On a high spot along a county road north of Fargo near Harwood, N.D., there's a row of cars, trucks and ATVs parked. Local residents park here and walk or ride an ATV through floodwater to get to their homes.
Dean Tvedt stood on the road visiting with a neighbor.
"Heading into town," he told his friend. "Getting some pump parts. Take 'er easy, good luck."
Tvedt has two gasoline-powered pumps in the back of his truck. He hauled them out of his home on a trailer pulled behind an ATV. Both pumps are broken.
"Had one go down on me yesterday, and I borrowed a spare, and that went down on me too," Tvedt said. "Heading in to town to see if I can find parts and put 'em back together."
Tvedt's home is surrounded by water, but, as long as he can keep pumping water out of his basement, he expects no major problems. He's taking a vacation to manage the flood. While he's well-prepared and done this before, he admits it's a still little stressful.
"You're worrying about these things," he said. "You get up in the middle of the night and check sump pumps and the like and see that it hasn't come up further around the ring dike. And it does wear on you as time goes on."
The neighbor he was talking to, Ron Lemke, farms about 3,000 acres here. Nearly all of his land is under a couple feet of water.
It's going to be a long wait to start spring planting.
"It'll be way into May before I start to even see fields again," Lemke said. "So it might not be until the first of June. Yep, Mother Nature takes over. You just hurry up and wait."
The wait could have big financial implications for Lemke. If he can't get in the fields until June, it will be too late to plant corn.
"Corn is the most profitable crop to plant right now," he said. "Planting shorter season crops, your yield potential is gone."

DATA ENTRIES:
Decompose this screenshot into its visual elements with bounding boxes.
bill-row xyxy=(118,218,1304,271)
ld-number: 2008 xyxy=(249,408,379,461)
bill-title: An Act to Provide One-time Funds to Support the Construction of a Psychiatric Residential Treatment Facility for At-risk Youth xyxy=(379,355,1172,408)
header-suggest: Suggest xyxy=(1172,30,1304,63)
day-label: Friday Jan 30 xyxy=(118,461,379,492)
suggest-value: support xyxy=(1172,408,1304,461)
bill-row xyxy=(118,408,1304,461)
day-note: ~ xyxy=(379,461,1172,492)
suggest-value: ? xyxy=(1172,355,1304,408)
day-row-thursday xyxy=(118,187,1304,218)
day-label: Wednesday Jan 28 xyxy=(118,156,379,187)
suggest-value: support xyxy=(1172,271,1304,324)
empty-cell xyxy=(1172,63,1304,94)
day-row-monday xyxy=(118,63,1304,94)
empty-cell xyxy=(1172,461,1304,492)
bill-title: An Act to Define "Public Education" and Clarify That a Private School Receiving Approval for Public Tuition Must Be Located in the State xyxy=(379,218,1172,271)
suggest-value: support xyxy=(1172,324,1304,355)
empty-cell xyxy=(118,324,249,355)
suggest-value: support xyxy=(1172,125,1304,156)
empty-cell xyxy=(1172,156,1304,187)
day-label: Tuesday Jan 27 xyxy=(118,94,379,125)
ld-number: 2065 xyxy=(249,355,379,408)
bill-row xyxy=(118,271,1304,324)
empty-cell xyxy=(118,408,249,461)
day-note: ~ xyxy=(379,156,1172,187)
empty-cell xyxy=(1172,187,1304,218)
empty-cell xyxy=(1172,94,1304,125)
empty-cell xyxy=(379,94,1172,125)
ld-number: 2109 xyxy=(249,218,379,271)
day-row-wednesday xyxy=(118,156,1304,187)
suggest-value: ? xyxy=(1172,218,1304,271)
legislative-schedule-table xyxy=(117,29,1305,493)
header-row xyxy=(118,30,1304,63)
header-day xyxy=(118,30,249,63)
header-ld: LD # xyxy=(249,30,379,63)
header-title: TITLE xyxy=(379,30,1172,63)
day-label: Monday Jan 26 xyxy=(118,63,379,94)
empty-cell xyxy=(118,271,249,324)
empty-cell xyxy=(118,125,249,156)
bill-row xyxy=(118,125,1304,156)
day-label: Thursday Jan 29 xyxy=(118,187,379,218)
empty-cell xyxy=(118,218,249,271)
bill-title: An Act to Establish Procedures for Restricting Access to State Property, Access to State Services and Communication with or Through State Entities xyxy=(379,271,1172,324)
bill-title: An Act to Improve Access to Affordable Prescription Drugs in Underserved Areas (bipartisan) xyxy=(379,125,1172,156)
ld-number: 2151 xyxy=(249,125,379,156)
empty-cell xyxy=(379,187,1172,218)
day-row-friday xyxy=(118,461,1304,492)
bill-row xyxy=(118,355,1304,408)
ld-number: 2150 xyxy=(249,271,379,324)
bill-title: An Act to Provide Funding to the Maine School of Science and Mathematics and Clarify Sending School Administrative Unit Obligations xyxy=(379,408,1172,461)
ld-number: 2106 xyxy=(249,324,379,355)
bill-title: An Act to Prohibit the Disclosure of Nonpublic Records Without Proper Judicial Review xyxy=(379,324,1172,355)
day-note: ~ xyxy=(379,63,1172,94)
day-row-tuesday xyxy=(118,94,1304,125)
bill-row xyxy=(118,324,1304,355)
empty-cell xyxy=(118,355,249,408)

WORK TO DO:
- a) Answer these questions using the flood article:
(i) How many gasoline-powered pumps does Tvedt have in the back of his truck?
(ii) About how many acres does Ron Lemke farm?
(iii) Which crop will it be too late to plant if Lemke can't get into the fields until June?
- b) Update the flood article from "Tvedt's home is" up to and including "start spring planting.", replacing "basement" with "cellar".

ANSWER LIST:
- a)
(i) Two.
(ii) About 3,000 acres.
(iii) Corn.

- b)
Tvedt's home is surrounded by water, but, as long as he can keep pumping water out of his cellar, he expects no major problems. He's taking a vacation to manage the flood. While he's well-prepared and done this before, he admits it's a still little stressful.
"You're worrying about these things," he said. "You get up in the middle of the night and check sump pumps and the like and see that it hasn't come up further around the ring dike. And it does wear on you as time goes on."
The neighbor he was talking to, Ron Lemke, farms about 3,000 acres here. Nearly all of his land is under a couple feet of water.
It's going to be a long wait to start spring planting.